▸ Set exercise:
Looking through the listing, how many of its lines hold the word "What"? Answer with only the number.

▸ Records shown:
════════════════════
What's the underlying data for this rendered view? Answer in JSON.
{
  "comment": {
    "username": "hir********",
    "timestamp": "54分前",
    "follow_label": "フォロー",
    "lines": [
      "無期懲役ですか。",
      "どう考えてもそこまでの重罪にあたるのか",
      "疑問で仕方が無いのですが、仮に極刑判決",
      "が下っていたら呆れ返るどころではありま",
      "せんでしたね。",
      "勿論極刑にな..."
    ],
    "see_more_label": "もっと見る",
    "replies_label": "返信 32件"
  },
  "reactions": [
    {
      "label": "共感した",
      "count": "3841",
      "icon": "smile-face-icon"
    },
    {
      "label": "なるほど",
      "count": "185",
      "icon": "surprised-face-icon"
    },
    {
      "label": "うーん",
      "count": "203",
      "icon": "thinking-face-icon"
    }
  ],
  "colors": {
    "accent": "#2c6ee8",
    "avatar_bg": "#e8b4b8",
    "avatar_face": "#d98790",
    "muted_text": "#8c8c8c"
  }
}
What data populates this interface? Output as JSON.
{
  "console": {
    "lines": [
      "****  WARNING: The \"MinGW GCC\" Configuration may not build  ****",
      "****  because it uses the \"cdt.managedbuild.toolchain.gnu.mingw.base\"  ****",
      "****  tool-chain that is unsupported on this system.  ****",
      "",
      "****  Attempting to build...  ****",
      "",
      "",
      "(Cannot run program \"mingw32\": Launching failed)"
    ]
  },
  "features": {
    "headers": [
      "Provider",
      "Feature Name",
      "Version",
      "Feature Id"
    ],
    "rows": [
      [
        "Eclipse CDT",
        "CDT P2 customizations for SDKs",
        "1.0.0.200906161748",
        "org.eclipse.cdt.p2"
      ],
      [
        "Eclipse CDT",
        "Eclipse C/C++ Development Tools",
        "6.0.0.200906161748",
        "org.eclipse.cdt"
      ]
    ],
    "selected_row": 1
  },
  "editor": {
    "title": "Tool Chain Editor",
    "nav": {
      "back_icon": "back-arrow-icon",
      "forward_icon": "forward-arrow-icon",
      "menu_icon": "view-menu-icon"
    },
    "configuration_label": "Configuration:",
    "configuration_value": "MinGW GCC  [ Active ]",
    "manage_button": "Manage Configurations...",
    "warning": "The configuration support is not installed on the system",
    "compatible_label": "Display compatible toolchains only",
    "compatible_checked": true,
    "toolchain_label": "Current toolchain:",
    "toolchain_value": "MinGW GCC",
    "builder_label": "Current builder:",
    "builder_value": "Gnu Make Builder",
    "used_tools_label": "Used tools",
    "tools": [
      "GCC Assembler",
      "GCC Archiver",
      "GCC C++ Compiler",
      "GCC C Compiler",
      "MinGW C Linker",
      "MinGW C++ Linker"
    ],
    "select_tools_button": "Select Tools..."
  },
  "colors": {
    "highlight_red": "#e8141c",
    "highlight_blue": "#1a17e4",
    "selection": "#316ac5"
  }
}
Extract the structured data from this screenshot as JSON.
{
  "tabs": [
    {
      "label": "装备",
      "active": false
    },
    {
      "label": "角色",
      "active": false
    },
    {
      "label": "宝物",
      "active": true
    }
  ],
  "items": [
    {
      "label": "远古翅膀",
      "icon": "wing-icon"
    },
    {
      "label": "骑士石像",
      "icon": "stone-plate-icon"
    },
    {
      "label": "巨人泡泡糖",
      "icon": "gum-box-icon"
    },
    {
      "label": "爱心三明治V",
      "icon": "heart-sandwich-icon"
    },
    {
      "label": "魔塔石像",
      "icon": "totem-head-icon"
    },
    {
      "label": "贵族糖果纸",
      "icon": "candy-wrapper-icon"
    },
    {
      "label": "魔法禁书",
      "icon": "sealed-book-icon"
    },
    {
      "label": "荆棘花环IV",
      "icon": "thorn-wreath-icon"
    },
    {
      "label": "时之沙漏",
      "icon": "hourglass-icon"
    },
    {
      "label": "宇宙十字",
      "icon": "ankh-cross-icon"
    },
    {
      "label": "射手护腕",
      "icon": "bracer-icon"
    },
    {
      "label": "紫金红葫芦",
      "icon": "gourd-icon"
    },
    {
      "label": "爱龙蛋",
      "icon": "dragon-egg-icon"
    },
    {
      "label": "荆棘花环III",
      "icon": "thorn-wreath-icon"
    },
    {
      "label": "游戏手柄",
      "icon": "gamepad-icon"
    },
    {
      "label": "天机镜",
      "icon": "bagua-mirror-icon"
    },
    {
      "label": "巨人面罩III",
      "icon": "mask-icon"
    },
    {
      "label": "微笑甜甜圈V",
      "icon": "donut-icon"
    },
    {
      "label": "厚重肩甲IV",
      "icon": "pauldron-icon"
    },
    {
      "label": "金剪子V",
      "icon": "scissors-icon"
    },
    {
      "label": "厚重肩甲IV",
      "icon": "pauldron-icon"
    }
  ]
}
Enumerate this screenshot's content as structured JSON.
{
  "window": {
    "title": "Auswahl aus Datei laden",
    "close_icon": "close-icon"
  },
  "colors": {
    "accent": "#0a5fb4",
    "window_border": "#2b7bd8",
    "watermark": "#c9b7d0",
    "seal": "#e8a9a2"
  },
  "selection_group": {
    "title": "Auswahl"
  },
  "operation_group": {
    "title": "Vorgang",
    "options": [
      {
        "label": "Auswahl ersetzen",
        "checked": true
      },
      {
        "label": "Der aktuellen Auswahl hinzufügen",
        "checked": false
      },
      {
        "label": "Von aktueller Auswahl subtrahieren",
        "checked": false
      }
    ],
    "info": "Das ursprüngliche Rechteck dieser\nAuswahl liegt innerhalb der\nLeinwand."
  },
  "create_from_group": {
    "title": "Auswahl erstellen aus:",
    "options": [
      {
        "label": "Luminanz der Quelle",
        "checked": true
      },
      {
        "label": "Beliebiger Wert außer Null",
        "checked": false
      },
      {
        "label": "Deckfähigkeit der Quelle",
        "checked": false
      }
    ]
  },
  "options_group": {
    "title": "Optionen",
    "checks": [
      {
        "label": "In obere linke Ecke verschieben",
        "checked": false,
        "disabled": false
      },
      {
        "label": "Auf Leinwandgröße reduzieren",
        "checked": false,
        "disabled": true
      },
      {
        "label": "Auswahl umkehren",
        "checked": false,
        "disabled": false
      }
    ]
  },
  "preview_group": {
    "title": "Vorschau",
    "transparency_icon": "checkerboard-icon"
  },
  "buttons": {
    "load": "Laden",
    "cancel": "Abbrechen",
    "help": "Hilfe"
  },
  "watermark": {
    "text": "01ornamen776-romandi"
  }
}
════════════════════
▸ Task output:
2